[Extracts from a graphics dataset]
--- --- ---
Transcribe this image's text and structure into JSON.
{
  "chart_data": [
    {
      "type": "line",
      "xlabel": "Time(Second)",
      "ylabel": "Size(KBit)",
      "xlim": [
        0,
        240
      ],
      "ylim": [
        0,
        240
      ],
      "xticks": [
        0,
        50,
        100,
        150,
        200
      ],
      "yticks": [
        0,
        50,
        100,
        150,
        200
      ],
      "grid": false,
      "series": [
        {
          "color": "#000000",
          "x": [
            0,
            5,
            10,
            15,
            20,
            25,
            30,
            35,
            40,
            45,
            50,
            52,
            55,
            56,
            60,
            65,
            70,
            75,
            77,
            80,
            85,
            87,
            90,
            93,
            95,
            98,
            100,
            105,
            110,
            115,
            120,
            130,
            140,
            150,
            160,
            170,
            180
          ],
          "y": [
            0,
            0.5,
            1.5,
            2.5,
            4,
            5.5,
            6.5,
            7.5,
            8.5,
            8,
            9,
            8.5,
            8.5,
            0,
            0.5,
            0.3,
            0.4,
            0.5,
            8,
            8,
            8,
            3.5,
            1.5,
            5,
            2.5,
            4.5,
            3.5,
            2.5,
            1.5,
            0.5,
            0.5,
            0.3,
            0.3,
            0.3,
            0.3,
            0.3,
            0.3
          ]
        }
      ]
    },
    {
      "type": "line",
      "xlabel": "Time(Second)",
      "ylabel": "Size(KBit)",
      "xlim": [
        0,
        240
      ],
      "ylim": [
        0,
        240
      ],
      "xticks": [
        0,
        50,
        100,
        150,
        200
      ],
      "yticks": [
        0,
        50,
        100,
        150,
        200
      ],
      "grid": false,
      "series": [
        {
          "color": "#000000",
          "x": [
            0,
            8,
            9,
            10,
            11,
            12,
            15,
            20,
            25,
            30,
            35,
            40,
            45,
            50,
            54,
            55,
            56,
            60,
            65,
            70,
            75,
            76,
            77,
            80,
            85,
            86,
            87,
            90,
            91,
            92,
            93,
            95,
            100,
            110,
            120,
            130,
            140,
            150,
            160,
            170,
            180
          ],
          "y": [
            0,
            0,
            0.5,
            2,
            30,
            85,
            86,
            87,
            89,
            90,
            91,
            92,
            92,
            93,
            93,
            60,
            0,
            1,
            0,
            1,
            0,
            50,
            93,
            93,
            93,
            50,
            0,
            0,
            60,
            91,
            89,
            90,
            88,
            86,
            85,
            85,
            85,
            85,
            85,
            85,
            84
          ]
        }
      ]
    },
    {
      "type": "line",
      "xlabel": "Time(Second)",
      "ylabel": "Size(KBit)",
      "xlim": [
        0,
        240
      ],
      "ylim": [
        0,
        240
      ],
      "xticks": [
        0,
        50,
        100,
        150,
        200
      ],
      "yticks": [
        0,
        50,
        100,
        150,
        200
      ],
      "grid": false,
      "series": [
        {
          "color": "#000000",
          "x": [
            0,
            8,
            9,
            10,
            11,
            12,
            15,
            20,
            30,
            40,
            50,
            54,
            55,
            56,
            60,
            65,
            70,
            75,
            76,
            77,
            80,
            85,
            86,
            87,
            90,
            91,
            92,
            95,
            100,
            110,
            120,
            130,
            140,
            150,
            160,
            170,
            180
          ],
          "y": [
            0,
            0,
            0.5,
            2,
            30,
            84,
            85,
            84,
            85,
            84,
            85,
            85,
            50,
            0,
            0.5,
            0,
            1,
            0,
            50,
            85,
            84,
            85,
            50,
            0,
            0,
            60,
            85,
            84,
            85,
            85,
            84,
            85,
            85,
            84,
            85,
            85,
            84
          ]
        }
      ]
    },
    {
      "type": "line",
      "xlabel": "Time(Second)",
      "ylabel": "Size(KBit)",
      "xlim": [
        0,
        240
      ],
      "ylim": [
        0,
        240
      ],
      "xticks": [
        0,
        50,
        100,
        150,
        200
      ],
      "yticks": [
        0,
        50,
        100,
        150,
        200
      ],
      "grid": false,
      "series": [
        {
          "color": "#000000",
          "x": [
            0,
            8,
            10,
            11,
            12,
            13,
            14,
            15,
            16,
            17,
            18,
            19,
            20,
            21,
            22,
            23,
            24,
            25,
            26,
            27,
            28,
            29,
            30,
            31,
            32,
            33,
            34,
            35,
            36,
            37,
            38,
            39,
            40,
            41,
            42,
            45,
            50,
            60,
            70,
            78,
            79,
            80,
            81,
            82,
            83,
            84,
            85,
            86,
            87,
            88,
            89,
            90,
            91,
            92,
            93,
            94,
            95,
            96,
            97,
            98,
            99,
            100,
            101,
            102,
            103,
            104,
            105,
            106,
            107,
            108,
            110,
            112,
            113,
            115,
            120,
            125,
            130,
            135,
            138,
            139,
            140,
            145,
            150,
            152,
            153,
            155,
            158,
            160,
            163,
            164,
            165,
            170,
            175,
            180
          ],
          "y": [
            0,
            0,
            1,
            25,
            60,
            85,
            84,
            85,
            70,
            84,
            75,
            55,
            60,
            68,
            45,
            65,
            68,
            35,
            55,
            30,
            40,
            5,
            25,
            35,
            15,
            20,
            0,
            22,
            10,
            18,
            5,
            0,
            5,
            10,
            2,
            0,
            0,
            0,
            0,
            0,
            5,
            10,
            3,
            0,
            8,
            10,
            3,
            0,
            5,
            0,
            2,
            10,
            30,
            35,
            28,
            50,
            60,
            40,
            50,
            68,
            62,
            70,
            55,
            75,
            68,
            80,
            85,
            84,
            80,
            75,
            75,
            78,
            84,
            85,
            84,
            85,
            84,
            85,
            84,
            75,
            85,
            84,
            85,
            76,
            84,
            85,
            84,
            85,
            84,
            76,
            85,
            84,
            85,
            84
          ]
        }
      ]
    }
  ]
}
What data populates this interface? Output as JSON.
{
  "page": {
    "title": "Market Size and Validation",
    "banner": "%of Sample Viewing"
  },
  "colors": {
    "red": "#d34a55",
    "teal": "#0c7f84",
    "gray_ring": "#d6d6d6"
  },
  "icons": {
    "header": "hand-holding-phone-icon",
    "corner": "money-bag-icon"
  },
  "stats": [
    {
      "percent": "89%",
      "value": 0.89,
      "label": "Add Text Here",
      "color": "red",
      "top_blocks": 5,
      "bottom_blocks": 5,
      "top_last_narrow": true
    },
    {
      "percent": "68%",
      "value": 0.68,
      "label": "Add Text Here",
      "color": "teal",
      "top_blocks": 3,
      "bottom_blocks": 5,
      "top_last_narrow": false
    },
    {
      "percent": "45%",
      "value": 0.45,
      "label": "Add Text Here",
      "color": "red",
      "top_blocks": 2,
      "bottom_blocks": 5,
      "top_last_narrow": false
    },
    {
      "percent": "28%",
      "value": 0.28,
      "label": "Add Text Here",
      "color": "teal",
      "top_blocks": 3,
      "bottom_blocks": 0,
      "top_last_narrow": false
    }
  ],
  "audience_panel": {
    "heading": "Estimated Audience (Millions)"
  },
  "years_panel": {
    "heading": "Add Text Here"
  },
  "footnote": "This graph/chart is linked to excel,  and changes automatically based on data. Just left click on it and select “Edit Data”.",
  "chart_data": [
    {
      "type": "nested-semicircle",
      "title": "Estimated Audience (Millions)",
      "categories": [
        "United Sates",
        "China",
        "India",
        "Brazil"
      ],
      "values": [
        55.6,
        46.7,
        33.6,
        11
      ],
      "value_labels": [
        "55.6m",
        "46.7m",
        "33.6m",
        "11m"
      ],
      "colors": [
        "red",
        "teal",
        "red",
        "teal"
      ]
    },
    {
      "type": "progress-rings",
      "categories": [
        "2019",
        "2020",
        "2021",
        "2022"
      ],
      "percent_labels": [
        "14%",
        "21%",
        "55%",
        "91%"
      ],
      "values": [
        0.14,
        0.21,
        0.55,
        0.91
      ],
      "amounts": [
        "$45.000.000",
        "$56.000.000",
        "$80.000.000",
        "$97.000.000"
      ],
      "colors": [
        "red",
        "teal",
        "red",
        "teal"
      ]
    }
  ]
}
--- --- ---
- [OBJECTIVE]: From the data above, work out how many lines hold "Millions". Answer with the number alone.

- [REPLY TO THE EXERCISE]: 2